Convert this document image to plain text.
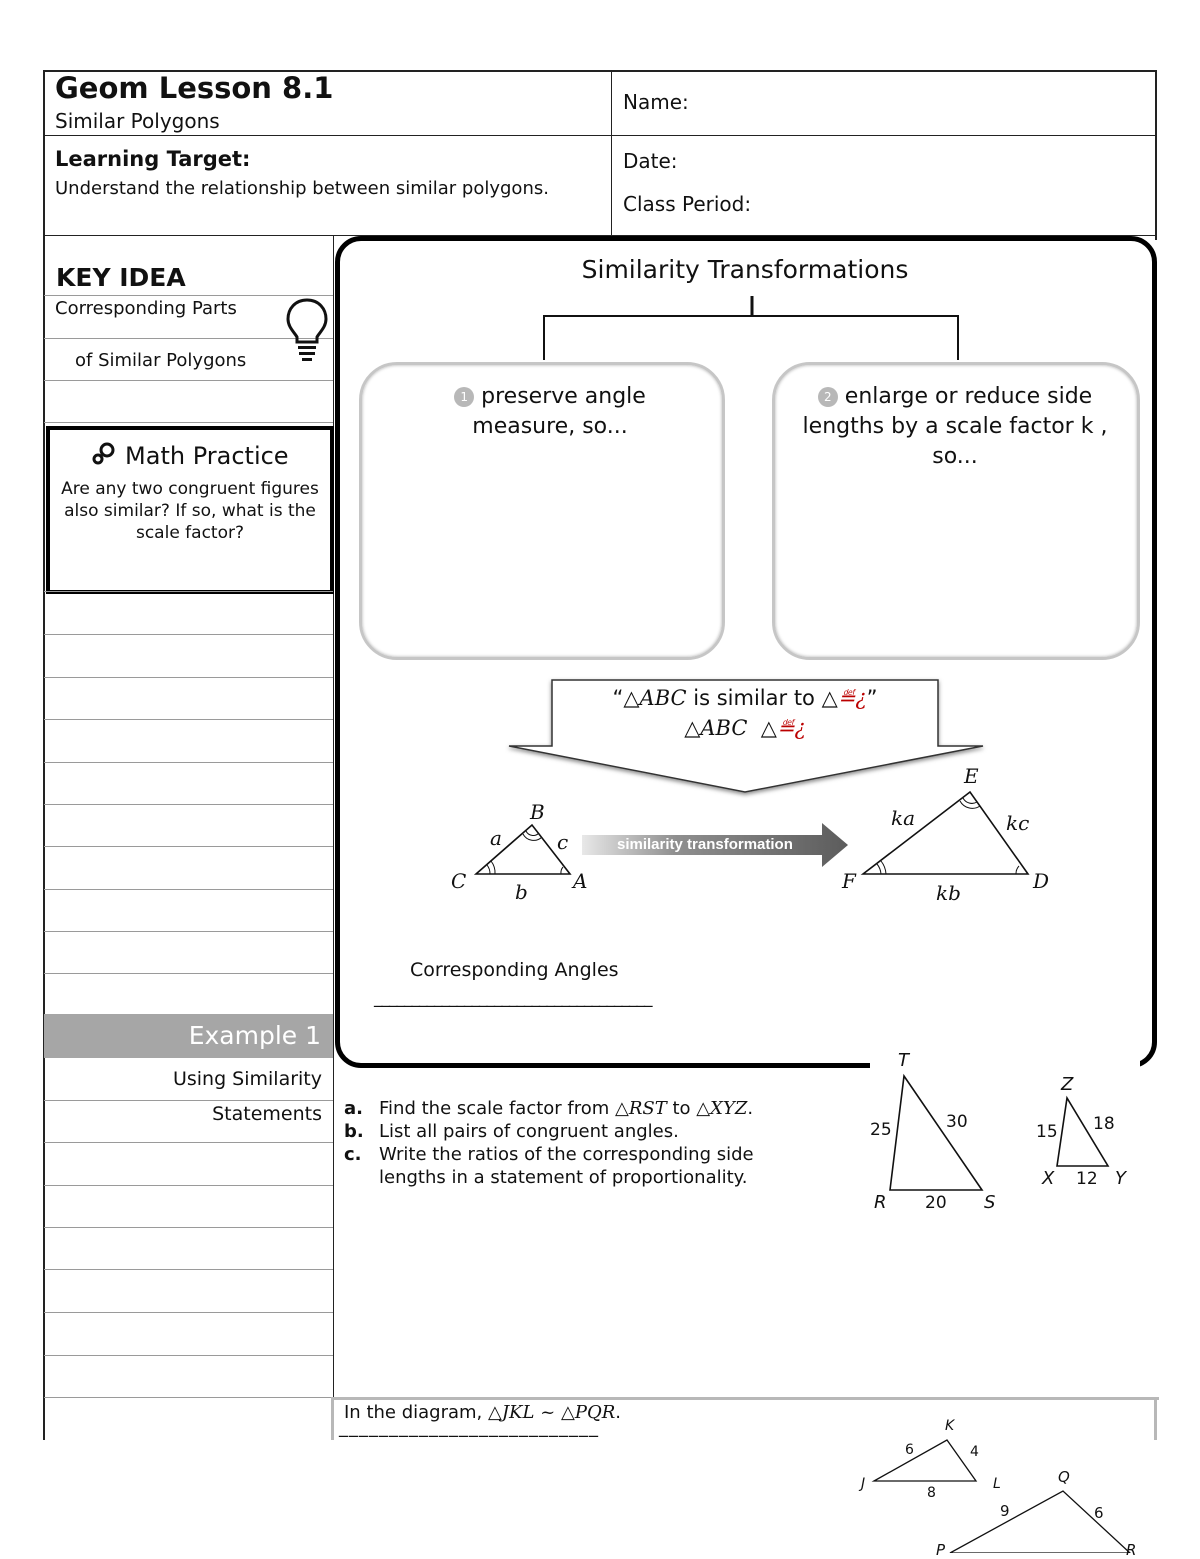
Geom Lesson 8.1
Similar Polygons
Name:
Learning Target:
Understand the relationship between similar polygons.
Date:
Class Period:
KEY IDEA
Corresponding Parts
of Similar Polygons
Math Practice
Are any two congruent figures also similar? If so, what is the scale factor?
Example 1
Using Similarity
Statements
Similarity Transformations
1 preserve angle measure, so...
2 enlarge or reduce side lengths by a scale factor k , so...
“△ABC is similar to △≝¿”
△ABC △≝¿
a	c
b
B
C	A
similarity transformation
E
ka	kc
kb
F	D
Corresponding Angles
_____________________________________
a. Find the scale factor from △RST to △XYZ.
b. List all pairs of congruent angles.
c. Write the ratios of the corresponding side lengths in a statement of proportionality.
T
25	30
R 20 S
Z
15 18
X 12 Y
In the diagram, △JKL ~ △PQR.
__________________________	K
6	4
J
8
L	Q
9	6
P	R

*PROBLEM DESCRIPTION*:
Only lines with "factor" are wanted here; list each of them.

*EXERCISE SOLUTION*:
Are any two congruent figures also similar? If so, what is the scale factor?
2 enlarge or reduce side lengths by a scale factor k , so...
a. Find the scale factor from △RST to △XYZ.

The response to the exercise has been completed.